OBJECTIVE >> Copy every record below, exactly as written.

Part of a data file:
<<<<

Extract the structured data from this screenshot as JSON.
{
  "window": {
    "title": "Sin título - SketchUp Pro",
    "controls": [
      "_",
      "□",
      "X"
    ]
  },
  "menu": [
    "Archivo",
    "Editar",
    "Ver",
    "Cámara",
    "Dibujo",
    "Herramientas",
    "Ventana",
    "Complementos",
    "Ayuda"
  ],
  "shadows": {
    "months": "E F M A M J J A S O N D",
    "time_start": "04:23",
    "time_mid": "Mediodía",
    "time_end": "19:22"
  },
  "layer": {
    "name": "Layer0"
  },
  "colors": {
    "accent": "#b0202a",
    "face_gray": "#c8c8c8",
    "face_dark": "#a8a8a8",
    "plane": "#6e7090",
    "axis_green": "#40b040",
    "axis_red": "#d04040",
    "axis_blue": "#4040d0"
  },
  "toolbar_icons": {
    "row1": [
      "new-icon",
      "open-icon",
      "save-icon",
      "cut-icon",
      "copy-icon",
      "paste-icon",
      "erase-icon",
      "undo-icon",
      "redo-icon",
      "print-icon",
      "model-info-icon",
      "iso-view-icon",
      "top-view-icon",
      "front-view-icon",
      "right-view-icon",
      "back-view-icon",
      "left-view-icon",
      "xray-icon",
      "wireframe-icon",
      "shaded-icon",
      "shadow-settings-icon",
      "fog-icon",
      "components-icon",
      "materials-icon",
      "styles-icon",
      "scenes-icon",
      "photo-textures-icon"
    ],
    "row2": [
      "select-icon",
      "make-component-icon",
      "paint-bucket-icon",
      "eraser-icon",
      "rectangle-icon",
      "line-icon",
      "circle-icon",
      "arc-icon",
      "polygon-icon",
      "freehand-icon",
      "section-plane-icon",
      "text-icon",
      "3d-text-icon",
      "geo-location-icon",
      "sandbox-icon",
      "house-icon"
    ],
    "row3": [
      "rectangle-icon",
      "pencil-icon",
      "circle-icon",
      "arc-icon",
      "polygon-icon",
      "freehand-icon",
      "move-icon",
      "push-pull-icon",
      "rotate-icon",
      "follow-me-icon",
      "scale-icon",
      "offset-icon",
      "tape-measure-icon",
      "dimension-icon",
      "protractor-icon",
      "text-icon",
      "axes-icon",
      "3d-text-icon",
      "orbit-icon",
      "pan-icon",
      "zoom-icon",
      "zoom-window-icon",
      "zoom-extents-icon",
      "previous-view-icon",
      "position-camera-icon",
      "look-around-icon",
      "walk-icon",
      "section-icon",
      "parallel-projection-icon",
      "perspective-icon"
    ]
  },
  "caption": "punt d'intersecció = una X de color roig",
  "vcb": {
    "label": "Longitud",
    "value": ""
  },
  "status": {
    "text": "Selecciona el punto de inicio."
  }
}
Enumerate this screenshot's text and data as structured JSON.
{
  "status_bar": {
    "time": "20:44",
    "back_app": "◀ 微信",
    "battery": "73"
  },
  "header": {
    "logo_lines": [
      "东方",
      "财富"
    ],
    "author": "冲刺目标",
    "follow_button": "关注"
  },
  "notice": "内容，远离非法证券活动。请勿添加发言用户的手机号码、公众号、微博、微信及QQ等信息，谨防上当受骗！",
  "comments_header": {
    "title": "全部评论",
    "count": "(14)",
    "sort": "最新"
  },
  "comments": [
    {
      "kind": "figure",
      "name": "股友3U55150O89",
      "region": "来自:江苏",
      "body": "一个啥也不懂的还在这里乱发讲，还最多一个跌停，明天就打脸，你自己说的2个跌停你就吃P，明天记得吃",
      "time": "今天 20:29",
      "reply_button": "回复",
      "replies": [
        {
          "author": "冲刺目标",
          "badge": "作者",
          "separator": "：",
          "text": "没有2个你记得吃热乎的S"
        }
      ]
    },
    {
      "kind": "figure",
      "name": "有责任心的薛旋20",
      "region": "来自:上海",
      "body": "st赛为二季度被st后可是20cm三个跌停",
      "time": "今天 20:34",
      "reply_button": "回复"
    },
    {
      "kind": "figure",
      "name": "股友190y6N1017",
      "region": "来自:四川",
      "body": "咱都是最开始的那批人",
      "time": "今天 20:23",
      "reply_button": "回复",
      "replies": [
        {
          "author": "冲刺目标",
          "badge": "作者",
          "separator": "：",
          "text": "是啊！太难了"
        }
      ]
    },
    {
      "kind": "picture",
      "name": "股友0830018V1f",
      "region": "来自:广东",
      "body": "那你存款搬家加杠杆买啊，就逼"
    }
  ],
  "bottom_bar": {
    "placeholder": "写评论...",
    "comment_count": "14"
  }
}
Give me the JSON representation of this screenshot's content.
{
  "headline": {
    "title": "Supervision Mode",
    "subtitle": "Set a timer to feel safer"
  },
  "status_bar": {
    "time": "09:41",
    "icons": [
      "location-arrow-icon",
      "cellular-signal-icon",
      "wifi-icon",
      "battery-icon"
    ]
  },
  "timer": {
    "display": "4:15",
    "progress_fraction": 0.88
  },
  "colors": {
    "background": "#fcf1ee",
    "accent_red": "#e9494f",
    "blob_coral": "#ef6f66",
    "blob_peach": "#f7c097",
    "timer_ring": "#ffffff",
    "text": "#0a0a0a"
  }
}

>>>>

EXERCISE SOLUTION >>
Extract the structured data from this screenshot as JSON.
{
  "window": {
    "title": "Sin título - SketchUp Pro",
    "controls": [
      "_",
      "□",
      "X"
    ]
  },
  "menu": [
    "Archivo",
    "Editar",
    "Ver",
    "Cámara",
    "Dibujo",
    "Herramientas",
    "Ventana",
    "Complementos",
    "Ayuda"
  ],
  "shadows": {
    "months": "E F M A M J J A S O N D",
    "time_start": "04:23",
    "time_mid": "Mediodía",
    "time_end": "19:22"
  },
  "layer": {
    "name": "Layer0"
  },
  "colors": {
    "accent": "#b0202a",
    "face_gray": "#c8c8c8",
    "face_dark": "#a8a8a8",
    "plane": "#6e7090",
    "axis_green": "#40b040",
    "axis_red": "#d04040",
    "axis_blue": "#4040d0"
  },
  "toolbar_icons": {
    "row1": [
      "new-icon",
      "open-icon",
      "save-icon",
      "cut-icon",
      "copy-icon",
      "paste-icon",
      "erase-icon",
      "undo-icon",
      "redo-icon",
      "print-icon",
      "model-info-icon",
      "iso-view-icon",
      "top-view-icon",
      "front-view-icon",
      "right-view-icon",
      "back-view-icon",
      "left-view-icon",
      "xray-icon",
      "wireframe-icon",
      "shaded-icon",
      "shadow-settings-icon",
      "fog-icon",
      "components-icon",
      "materials-icon",
      "styles-icon",
      "scenes-icon",
      "photo-textures-icon"
    ],
    "row2": [
      "select-icon",
      "make-component-icon",
      "paint-bucket-icon",
      "eraser-icon",
      "rectangle-icon",
      "line-icon",
      "circle-icon",
      "arc-icon",
      "polygon-icon",
      "freehand-icon",
      "section-plane-icon",
      "text-icon",
      "3d-text-icon",
      "geo-location-icon",
      "sandbox-icon",
      "house-icon"
    ],
    "row3": [
      "rectangle-icon",
      "pencil-icon",
      "circle-icon",
      "arc-icon",
      "polygon-icon",
      "freehand-icon",
      "move-icon",
      "push-pull-icon",
      "rotate-icon",
      "follow-me-icon",
      "scale-icon",
      "offset-icon",
      "tape-measure-icon",
      "dimension-icon",
      "protractor-icon",
      "text-icon",
      "axes-icon",
      "3d-text-icon",
      "orbit-icon",
      "pan-icon",
      "zoom-icon",
      "zoom-window-icon",
      "zoom-extents-icon",
      "previous-view-icon",
      "position-camera-icon",
      "look-around-icon",
      "walk-icon",
      "section-icon",
      "parallel-projection-icon",
      "perspective-icon"
    ]
  },
  "caption": "punt d'intersecció = una X de color roig",
  "vcb": {
    "label": "Longitud",
    "value": ""
  },
  "status": {
    "text": "Selecciona el punto de inicio."
  }
}
Enumerate this screenshot's text and data as structured JSON.
{
  "status_bar": {
    "time": "20:44",
    "back_app": "◀ 微信",
    "battery": "73"
  },
  "header": {
    "logo_lines": [
      "东方",
      "财富"
    ],
    "author": "冲刺目标",
    "follow_button": "关注"
  },
  "notice": "内容，远离非法证券活动。请勿添加发言用户的手机号码、公众号、微博、微信及QQ等信息，谨防上当受骗！",
  "comments_header": {
    "title": "全部评论",
    "count": "(14)",
    "sort": "最新"
  },
  "comments": [
    {
      "kind": "figure",
      "name": "股友3U55150O89",
      "region": "来自:江苏",
      "body": "一个啥也不懂的还在这里乱发讲，还最多一个跌停，明天就打脸，你自己说的2个跌停你就吃P，明天记得吃",
      "time": "今天 20:29",
      "reply_button": "回复",
      "replies": [
        {
          "author": "冲刺目标",
          "badge": "作者",
          "separator": "：",
          "text": "没有2个你记得吃热乎的S"
        }
      ]
    },
    {
      "kind": "figure",
      "name": "有责任心的薛旋20",
      "region": "来自:上海",
      "body": "st赛为二季度被st后可是20cm三个跌停",
      "time": "今天 20:34",
      "reply_button": "回复"
    },
    {
      "kind": "figure",
      "name": "股友190y6N1017",
      "region": "来自:四川",
      "body": "咱都是最开始的那批人",
      "time": "今天 20:23",
      "reply_button": "回复",
      "replies": [
        {
          "author": "冲刺目标",
          "badge": "作者",
          "separator": "：",
          "text": "是啊！太难了"
        }
      ]
    },
    {
      "kind": "picture",
      "name": "股友0830018V1f",
      "region": "来自:广东",
      "body": "那你存款搬家加杠杆买啊，就逼"
    }
  ],
  "bottom_bar": {
    "placeholder": "写评论...",
    "comment_count": "14"
  }
}
Give me the JSON representation of this screenshot's content.
{
  "headline": {
    "title": "Supervision Mode",
    "subtitle": "Set a timer to feel safer"
  },
  "status_bar": {
    "time": "09:41",
    "icons": [
      "location-arrow-icon",
      "cellular-signal-icon",
      "wifi-icon",
      "battery-icon"
    ]
  },
  "timer": {
    "display": "4:15",
    "progress_fraction": 0.88
  },
  "colors": {
    "background": "#fcf1ee",
    "accent_red": "#e9494f",
    "blob_coral": "#ef6f66",
    "blob_peach": "#f7c097",
    "timer_ring": "#ffffff",
    "text": "#0a0a0a"
  }
}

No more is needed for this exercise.